-- Start Reading passage --

# New plants, know what they are?



## P.senegalus (Aug 18, 2011)

I found some aquatic plants today. I thought it was anacharis until I picked them up. the leaves are smaller and more pointy and grow closer together, but the stems and the way it grows looks very close to anacharis. Can anyone identify it?







All of them together in water. You can also see some of the roots in this one.








A single one








A smaller one








What the top looks like from above.

None of the leaves are larger than the two I had on my fingers and the roots were very easy to pull up if that can help to identify it. Also it has been in the 
26-30F outside and this plant is growing in a pond.


----------



## lohachata (Jan 27, 2006)

there are a few species of anacharis...the one you have is a bit hard to find these days...it's name is elodea canadensis...
what we normally see is egeria densa...there are also other species...


----------



## P.senegalus (Aug 18, 2011)

-- End Reading passage --

**What this exercise asks**
1. Repeat everything in the pond plant thread from "None of the" down to "is elodea canadensis...".
2. Format the records, from their very start down to and including the line that contains "lat-label-left: 36° xyxy=(45,63,88,91)", as a JSON list of strings with one string per line and blank lines left out.
The records that come next are unrelated to the thread about identifying pond plants.

-- Start Records --

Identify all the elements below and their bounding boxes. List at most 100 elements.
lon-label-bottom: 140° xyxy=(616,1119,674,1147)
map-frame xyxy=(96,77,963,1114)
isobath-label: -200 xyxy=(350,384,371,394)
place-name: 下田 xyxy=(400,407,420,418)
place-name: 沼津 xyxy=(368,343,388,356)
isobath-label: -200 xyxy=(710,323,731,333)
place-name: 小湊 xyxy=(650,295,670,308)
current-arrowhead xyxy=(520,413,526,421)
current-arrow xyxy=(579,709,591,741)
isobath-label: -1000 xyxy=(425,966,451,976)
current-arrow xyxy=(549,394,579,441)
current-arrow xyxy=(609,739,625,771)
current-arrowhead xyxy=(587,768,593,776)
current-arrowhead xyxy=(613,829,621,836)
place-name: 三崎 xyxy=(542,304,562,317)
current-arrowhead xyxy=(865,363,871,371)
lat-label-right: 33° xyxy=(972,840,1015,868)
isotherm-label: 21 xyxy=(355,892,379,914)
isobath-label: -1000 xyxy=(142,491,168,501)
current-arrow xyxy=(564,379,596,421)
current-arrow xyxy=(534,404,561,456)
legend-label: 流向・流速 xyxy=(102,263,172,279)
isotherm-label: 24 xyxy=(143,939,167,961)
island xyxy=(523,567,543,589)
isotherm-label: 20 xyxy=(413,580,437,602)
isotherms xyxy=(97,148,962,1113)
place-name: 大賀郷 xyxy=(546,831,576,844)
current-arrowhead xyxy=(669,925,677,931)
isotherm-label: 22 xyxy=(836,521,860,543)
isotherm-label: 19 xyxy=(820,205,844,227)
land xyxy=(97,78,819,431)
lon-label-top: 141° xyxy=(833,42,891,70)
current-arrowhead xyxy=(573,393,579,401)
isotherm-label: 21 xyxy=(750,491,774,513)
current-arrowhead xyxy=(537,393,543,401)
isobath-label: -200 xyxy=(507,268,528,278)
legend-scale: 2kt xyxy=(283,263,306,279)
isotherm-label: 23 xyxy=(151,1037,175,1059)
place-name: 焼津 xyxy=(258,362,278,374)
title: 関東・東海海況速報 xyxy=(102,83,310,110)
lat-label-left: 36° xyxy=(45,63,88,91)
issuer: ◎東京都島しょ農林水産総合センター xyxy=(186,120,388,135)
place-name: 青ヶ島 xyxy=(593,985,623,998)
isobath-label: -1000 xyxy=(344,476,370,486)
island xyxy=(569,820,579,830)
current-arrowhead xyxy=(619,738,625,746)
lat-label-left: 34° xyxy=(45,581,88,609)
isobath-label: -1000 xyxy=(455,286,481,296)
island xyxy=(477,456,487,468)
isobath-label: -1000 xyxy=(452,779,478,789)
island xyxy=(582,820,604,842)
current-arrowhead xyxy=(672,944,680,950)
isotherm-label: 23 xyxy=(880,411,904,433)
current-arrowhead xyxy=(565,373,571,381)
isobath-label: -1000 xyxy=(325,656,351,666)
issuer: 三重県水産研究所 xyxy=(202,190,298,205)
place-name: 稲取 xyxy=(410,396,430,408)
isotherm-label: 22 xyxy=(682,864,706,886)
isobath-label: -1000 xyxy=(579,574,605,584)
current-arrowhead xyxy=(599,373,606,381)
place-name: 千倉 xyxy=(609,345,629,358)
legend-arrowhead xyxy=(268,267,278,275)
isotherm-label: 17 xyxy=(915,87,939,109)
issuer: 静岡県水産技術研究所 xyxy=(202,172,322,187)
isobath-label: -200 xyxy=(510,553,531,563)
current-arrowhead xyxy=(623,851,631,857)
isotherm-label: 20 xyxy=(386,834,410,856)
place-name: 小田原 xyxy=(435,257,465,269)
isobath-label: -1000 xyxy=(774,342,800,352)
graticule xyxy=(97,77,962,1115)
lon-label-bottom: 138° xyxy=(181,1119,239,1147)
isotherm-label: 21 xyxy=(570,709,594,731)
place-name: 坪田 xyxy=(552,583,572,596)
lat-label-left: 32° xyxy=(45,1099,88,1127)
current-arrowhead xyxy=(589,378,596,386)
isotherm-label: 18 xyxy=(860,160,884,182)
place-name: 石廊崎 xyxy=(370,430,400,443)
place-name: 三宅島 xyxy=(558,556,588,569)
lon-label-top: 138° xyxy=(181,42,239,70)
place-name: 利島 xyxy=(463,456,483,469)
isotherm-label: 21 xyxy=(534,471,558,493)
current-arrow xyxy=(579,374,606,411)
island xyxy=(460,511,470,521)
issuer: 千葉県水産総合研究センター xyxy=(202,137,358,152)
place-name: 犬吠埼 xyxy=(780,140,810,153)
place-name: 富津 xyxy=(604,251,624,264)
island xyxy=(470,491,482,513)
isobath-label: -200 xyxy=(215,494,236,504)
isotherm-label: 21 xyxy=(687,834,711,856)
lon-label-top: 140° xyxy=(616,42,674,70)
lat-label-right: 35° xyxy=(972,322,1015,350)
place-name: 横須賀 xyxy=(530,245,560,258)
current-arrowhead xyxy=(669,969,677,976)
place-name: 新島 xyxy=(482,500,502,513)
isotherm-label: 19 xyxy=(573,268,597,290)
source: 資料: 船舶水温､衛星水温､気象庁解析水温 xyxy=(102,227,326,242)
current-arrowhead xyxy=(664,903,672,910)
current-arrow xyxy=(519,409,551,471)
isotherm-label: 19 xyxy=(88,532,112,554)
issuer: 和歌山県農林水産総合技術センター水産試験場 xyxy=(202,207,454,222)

-- End Records --

**Exercise answers**
1.
None of the leaves are larger than the two I had on my fingers and the roots were very easy to pull up if that can help to identify it. Also it has been in the 
26-30F outside and this plant is growing in a pond.


----------



## lohachata (Jan 27, 2006)

there are a few species of anacharis...the one you have is a bit hard to find these days...it's name is elodea canadensis...

2.
[
  "Identify all the elements below and their bounding boxes. List at most 100 elements.",
  "lon-label-bottom: 140° xyxy=(616,1119,674,1147)",
  "map-frame xyxy=(96,77,963,1114)",
  "isobath-label: -200 xyxy=(350,384,371,394)",
  "place-name: 下田 xyxy=(400,407,420,418)",
  "place-name: 沼津 xyxy=(368,343,388,356)",
  "isobath-label: -200 xyxy=(710,323,731,333)",
  "place-name: 小湊 xyxy=(650,295,670,308)",
  "current-arrowhead xyxy=(520,413,526,421)",
  "current-arrow xyxy=(579,709,591,741)",
  "isobath-label: -1000 xyxy=(425,966,451,976)",
  "current-arrow xyxy=(549,394,579,441)",
  "current-arrow xyxy=(609,739,625,771)",
  "current-arrowhead xyxy=(587,768,593,776)",
  "current-arrowhead xyxy=(613,829,621,836)",
  "place-name: 三崎 xyxy=(542,304,562,317)",
  "current-arrowhead xyxy=(865,363,871,371)",
  "lat-label-right: 33° xyxy=(972,840,1015,868)",
  "isotherm-label: 21 xyxy=(355,892,379,914)",
  "isobath-label: -1000 xyxy=(142,491,168,501)",
  "current-arrow xyxy=(564,379,596,421)",
  "current-arrow xyxy=(534,404,561,456)",
  "legend-label: 流向・流速 xyxy=(102,263,172,279)",
  "isotherm-label: 24 xyxy=(143,939,167,961)",
  "island xyxy=(523,567,543,589)",
  "isotherm-label: 20 xyxy=(413,580,437,602)",
  "isotherms xyxy=(97,148,962,1113)",
  "place-name: 大賀郷 xyxy=(546,831,576,844)",
  "current-arrowhead xyxy=(669,925,677,931)",
  "isotherm-label: 22 xyxy=(836,521,860,543)",
  "isotherm-label: 19 xyxy=(820,205,844,227)",
  "land xyxy=(97,78,819,431)",
  "lon-label-top: 141° xyxy=(833,42,891,70)",
  "current-arrowhead xyxy=(573,393,579,401)",
  "isotherm-label: 21 xyxy=(750,491,774,513)",
  "current-arrowhead xyxy=(537,393,543,401)",
  "isobath-label: -200 xyxy=(507,268,528,278)",
  "legend-scale: 2kt xyxy=(283,263,306,279)",
  "isotherm-label: 23 xyxy=(151,1037,175,1059)",
  "place-name: 焼津 xyxy=(258,362,278,374)",
  "title: 関東・東海海況速報 xyxy=(102,83,310,110)",
  "lat-label-left: 36° xyxy=(45,63,88,91)"
]